___ GIVEN RECORDS ___

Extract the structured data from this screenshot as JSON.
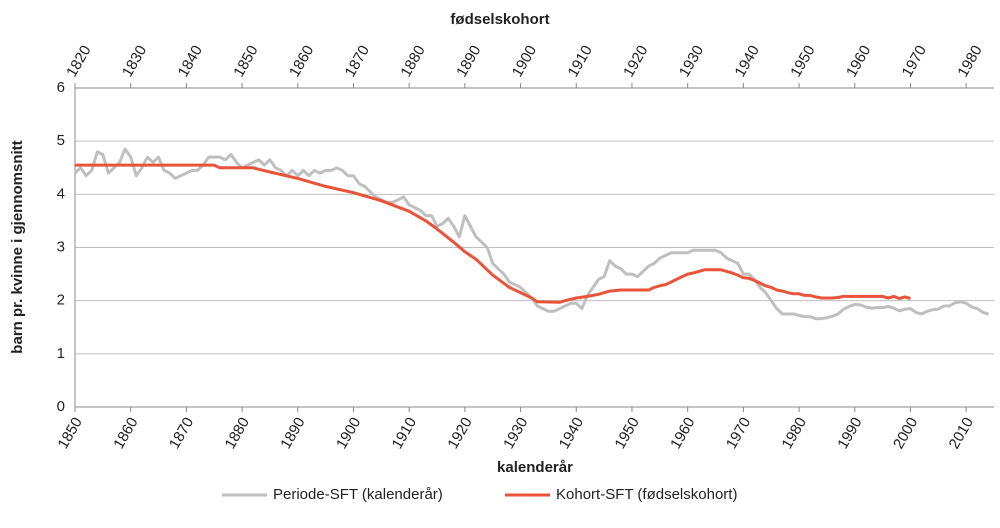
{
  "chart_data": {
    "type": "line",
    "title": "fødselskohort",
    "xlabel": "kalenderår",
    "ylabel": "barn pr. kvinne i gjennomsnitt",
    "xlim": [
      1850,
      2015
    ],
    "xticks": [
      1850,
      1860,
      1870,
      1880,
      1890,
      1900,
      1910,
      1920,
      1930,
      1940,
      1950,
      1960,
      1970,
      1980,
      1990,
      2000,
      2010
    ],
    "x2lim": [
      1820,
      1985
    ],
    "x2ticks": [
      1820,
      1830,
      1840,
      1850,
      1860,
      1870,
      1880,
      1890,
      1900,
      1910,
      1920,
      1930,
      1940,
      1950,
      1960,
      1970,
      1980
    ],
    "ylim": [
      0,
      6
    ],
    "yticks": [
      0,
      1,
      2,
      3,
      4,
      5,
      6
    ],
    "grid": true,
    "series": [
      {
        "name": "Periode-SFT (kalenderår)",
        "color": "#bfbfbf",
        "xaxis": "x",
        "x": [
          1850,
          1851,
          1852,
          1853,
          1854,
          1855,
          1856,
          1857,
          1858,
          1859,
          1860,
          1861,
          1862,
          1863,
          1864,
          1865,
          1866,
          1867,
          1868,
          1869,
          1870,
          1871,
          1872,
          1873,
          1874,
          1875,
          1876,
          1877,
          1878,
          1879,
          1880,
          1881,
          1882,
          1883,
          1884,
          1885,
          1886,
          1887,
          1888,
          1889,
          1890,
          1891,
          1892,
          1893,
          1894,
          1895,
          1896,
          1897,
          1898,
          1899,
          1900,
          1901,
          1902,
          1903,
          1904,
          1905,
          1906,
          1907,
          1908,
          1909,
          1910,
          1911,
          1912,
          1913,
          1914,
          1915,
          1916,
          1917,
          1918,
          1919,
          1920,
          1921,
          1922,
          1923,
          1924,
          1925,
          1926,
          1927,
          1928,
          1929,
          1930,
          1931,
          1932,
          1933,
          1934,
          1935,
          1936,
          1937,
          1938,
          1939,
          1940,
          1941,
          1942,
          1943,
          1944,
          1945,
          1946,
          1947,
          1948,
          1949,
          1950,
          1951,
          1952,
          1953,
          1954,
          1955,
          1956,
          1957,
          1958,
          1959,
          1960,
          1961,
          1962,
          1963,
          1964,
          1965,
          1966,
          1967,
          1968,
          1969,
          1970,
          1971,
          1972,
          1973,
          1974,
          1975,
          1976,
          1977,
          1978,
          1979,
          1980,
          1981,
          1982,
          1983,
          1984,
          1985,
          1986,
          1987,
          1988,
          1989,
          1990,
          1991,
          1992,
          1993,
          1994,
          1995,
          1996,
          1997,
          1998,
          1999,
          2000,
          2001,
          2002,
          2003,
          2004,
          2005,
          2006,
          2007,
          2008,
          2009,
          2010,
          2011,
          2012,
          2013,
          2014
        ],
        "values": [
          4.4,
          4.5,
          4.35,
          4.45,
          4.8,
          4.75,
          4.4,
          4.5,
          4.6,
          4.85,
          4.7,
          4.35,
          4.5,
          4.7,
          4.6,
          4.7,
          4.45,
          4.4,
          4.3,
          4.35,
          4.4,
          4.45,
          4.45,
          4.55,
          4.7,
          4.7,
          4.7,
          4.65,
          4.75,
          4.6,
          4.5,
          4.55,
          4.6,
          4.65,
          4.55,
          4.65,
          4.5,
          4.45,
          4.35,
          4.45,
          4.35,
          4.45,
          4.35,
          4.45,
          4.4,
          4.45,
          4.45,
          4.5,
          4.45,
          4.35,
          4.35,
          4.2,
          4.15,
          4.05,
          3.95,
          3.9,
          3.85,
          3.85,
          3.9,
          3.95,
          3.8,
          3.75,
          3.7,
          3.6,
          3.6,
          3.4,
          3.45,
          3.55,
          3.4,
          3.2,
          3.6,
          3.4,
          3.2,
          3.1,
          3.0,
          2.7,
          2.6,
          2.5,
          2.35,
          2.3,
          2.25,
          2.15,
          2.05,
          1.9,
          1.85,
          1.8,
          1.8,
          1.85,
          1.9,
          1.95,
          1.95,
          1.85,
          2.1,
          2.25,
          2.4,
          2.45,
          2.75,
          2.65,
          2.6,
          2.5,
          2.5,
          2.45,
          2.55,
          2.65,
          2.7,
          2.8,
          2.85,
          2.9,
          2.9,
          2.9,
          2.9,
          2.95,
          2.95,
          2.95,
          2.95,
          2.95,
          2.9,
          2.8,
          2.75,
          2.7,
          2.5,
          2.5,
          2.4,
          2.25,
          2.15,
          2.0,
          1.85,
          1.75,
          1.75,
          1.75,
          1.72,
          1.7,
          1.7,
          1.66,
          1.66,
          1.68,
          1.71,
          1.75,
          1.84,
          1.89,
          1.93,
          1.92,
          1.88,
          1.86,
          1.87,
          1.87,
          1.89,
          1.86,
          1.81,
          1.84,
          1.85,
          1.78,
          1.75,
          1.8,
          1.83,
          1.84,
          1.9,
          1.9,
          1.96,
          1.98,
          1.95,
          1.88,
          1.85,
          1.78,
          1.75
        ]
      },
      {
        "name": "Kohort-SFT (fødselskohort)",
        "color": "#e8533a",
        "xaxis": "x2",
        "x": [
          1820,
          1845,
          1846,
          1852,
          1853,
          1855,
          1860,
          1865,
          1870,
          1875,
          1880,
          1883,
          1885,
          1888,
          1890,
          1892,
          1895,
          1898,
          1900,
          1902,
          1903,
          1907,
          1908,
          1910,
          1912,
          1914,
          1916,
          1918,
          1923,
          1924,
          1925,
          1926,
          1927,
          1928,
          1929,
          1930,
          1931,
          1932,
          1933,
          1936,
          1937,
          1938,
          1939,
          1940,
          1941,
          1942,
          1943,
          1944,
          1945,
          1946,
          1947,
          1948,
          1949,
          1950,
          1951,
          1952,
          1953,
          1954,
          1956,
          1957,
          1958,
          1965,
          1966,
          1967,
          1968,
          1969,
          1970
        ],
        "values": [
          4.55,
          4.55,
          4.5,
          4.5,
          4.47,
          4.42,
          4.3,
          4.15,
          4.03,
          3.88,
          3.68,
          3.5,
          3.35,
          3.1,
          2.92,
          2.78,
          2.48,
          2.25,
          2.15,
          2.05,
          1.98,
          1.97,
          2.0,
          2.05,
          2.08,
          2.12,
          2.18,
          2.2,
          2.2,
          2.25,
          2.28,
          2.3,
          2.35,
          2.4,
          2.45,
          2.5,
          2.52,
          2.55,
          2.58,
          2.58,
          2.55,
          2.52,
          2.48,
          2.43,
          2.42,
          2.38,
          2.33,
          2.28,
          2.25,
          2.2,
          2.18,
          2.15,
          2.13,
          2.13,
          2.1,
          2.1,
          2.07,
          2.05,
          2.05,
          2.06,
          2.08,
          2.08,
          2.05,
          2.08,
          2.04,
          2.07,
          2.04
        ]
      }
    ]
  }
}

___

■ REQUIREMENT: Every record above should be written out again without change, except that the pictures are left out.

■ FINISHED ANSWER:
Extract the structured data from this screenshot as JSON.
{
  "chart_data": {
    "type": "line",
    "title": "fødselskohort",
    "xlabel": "kalenderår",
    "ylabel": "barn pr. kvinne i gjennomsnitt",
    "xlim": [
      1850,
      2015
    ],
    "xticks": [
      1850,
      1860,
      1870,
      1880,
      1890,
      1900,
      1910,
      1920,
      1930,
      1940,
      1950,
      1960,
      1970,
      1980,
      1990,
      2000,
      2010
    ],
    "x2lim": [
      1820,
      1985
    ],
    "x2ticks": [
      1820,
      1830,
      1840,
      1850,
      1860,
      1870,
      1880,
      1890,
      1900,
      1910,
      1920,
      1930,
      1940,
      1950,
      1960,
      1970,
      1980
    ],
    "ylim": [
      0,
      6
    ],
    "yticks": [
      0,
      1,
      2,
      3,
      4,
      5,
      6
    ],
    "grid": true,
    "series": [
      {
        "name": "Periode-SFT (kalenderår)",
        "color": "#bfbfbf",
        "xaxis": "x",
        "x": [
          1850,
          1851,
          1852,
          1853,
          1854,
          1855,
          1856,
          1857,
          1858,
          1859,
          1860,
          1861,
          1862,
          1863,
          1864,
          1865,
          1866,
          1867,
          1868,
          1869,
          1870,
          1871,
          1872,
          1873,
          1874,
          1875,
          1876,
          1877,
          1878,
          1879,
          1880,
          1881,
          1882,
          1883,
          1884,
          1885,
          1886,
          1887,
          1888,
          1889,
          1890,
          1891,
          1892,
          1893,
          1894,
          1895,
          1896,
          1897,
          1898,
          1899,
          1900,
          1901,
          1902,
          1903,
          1904,
          1905,
          1906,
          1907,
          1908,
          1909,
          1910,
          1911,
          1912,
          1913,
          1914,
          1915,
          1916,
          1917,
          1918,
          1919,
          1920,
          1921,
          1922,
          1923,
          1924,
          1925,
          1926,
          1927,
          1928,
          1929,
          1930,
          1931,
          1932,
          1933,
          1934,
          1935,
          1936,
          1937,
          1938,
          1939,
          1940,
          1941,
          1942,
          1943,
          1944,
          1945,
          1946,
          1947,
          1948,
          1949,
          1950,
          1951,
          1952,
          1953,
          1954,
          1955,
          1956,
          1957,
          1958,
          1959,
          1960,
          1961,
          1962,
          1963,
          1964,
          1965,
          1966,
          1967,
          1968,
          1969,
          1970,
          1971,
          1972,
          1973,
          1974,
          1975,
          1976,
          1977,
          1978,
          1979,
          1980,
          1981,
          1982,
          1983,
          1984,
          1985,
          1986,
          1987,
          1988,
          1989,
          1990,
          1991,
          1992,
          1993,
          1994,
          1995,
          1996,
          1997,
          1998,
          1999,
          2000,
          2001,
          2002,
          2003,
          2004,
          2005,
          2006,
          2007,
          2008,
          2009,
          2010,
          2011,
          2012,
          2013,
          2014
        ],
        "values": [
          4.4,
          4.5,
          4.35,
          4.45,
          4.8,
          4.75,
          4.4,
          4.5,
          4.6,
          4.85,
          4.7,
          4.35,
          4.5,
          4.7,
          4.6,
          4.7,
          4.45,
          4.4,
          4.3,
          4.35,
          4.4,
          4.45,
          4.45,
          4.55,
          4.7,
          4.7,
          4.7,
          4.65,
          4.75,
          4.6,
          4.5,
          4.55,
          4.6,
          4.65,
          4.55,
          4.65,
          4.5,
          4.45,
          4.35,
          4.45,
          4.35,
          4.45,
          4.35,
          4.45,
          4.4,
          4.45,
          4.45,
          4.5,
          4.45,
          4.35,
          4.35,
          4.2,
          4.15,
          4.05,
          3.95,
          3.9,
          3.85,
          3.85,
          3.9,
          3.95,
          3.8,
          3.75,
          3.7,
          3.6,
          3.6,
          3.4,
          3.45,
          3.55,
          3.4,
          3.2,
          3.6,
          3.4,
          3.2,
          3.1,
          3.0,
          2.7,
          2.6,
          2.5,
          2.35,
          2.3,
          2.25,
          2.15,
          2.05,
          1.9,
          1.85,
          1.8,
          1.8,
          1.85,
          1.9,
          1.95,
          1.95,
          1.85,
          2.1,
          2.25,
          2.4,
          2.45,
          2.75,
          2.65,
          2.6,
          2.5,
          2.5,
          2.45,
          2.55,
          2.65,
          2.7,
          2.8,
          2.85,
          2.9,
          2.9,
          2.9,
          2.9,
          2.95,
          2.95,
          2.95,
          2.95,
          2.95,
          2.9,
          2.8,
          2.75,
          2.7,
          2.5,
          2.5,
          2.4,
          2.25,
          2.15,
          2.0,
          1.85,
          1.75,
          1.75,
          1.75,
          1.72,
          1.7,
          1.7,
          1.66,
          1.66,
          1.68,
          1.71,
          1.75,
          1.84,
          1.89,
          1.93,
          1.92,
          1.88,
          1.86,
          1.87,
          1.87,
          1.89,
          1.86,
          1.81,
          1.84,
          1.85,
          1.78,
          1.75,
          1.8,
          1.83,
          1.84,
          1.9,
          1.9,
          1.96,
          1.98,
          1.95,
          1.88,
          1.85,
          1.78,
          1.75
        ]
      },
      {
        "name": "Kohort-SFT (fødselskohort)",
        "color": "#e8533a",
        "xaxis": "x2",
        "x": [
          1820,
          1845,
          1846,
          1852,
          1853,
          1855,
          1860,
          1865,
          1870,
          1875,
          1880,
          1883,
          1885,
          1888,
          1890,
          1892,
          1895,
          1898,
          1900,
          1902,
          1903,
          1907,
          1908,
          1910,
          1912,
          1914,
          1916,
          1918,
          1923,
          1924,
          1925,
          1926,
          1927,
          1928,
          1929,
          1930,
          1931,
          1932,
          1933,
          1936,
          1937,
          1938,
          1939,
          1940,
          1941,
          1942,
          1943,
          1944,
          1945,
          1946,
          1947,
          1948,
          1949,
          1950,
          1951,
          1952,
          1953,
          1954,
          1956,
          1957,
          1958,
          1965,
          1966,
          1967,
          1968,
          1969,
          1970
        ],
        "values": [
          4.55,
          4.55,
          4.5,
          4.5,
          4.47,
          4.42,
          4.3,
          4.15,
          4.03,
          3.88,
          3.68,
          3.5,
          3.35,
          3.1,
          2.92,
          2.78,
          2.48,
          2.25,
          2.15,
          2.05,
          1.98,
          1.97,
          2.0,
          2.05,
          2.08,
          2.12,
          2.18,
          2.2,
          2.2,
          2.25,
          2.28,
          2.3,
          2.35,
          2.4,
          2.45,
          2.5,
          2.52,
          2.55,
          2.58,
          2.58,
          2.55,
          2.52,
          2.48,
          2.43,
          2.42,
          2.38,
          2.33,
          2.28,
          2.25,
          2.2,
          2.18,
          2.15,
          2.13,
          2.13,
          2.1,
          2.1,
          2.07,
          2.05,
          2.05,
          2.06,
          2.08,
          2.08,
          2.05,
          2.08,
          2.04,
          2.07,
          2.04
        ]
      }
    ]
  }
}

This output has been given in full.